** START OF Given data **
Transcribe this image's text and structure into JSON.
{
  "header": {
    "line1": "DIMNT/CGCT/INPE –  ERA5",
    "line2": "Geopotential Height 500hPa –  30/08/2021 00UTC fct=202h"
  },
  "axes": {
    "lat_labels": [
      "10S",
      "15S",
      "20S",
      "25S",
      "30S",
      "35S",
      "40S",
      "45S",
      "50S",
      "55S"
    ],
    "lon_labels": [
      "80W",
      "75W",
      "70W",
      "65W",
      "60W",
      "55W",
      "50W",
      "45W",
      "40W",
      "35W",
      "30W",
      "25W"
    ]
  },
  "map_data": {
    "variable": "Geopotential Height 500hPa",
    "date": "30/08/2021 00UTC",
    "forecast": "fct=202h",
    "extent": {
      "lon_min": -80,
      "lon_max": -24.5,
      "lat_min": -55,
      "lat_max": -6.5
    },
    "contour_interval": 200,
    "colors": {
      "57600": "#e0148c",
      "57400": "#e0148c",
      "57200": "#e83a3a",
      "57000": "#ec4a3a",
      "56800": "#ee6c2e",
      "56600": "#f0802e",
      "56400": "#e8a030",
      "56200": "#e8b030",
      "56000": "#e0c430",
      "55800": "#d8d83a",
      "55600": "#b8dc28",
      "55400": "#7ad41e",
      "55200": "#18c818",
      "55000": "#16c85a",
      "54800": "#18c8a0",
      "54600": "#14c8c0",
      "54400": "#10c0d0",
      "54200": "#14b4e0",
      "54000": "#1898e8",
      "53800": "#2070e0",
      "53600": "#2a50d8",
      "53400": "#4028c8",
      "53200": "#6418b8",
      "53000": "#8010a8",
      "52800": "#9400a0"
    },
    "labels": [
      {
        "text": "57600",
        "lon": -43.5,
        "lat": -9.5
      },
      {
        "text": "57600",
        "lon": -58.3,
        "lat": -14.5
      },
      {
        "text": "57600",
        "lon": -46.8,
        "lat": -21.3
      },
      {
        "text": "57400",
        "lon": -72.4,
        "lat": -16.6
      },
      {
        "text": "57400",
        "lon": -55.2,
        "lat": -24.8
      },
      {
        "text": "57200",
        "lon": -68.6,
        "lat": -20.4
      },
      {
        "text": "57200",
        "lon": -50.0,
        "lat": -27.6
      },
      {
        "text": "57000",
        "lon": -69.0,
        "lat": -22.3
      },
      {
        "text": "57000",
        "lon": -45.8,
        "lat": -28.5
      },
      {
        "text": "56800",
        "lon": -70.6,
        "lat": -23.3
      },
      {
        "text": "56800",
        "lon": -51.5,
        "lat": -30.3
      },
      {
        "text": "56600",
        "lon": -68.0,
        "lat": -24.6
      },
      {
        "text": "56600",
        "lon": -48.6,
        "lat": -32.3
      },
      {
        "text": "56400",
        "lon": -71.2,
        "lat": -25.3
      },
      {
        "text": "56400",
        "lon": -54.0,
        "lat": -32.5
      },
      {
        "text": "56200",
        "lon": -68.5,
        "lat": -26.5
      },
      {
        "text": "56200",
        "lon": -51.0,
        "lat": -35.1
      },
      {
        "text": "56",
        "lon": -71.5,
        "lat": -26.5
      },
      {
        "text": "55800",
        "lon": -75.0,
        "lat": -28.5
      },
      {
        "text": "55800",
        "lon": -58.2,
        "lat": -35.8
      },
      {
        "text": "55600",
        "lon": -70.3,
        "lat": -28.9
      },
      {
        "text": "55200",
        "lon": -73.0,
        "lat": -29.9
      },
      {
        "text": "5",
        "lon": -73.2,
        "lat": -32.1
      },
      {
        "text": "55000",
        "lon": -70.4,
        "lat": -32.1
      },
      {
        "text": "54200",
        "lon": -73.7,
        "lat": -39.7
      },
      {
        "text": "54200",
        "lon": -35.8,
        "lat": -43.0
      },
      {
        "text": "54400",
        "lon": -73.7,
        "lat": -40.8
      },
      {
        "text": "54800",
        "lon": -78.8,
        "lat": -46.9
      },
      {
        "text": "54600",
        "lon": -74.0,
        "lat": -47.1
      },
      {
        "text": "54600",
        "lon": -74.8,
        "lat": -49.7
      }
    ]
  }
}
** END OF Given data **
Exercise objective: Locate the word "Geopotential" in the entries, and copy every line where it is found.

Solution to the problem:
    "line2": "Geopotential Height 500hPa –  30/08/2021 00UTC fct=202h"
    "variable": "Geopotential Height 500hPa",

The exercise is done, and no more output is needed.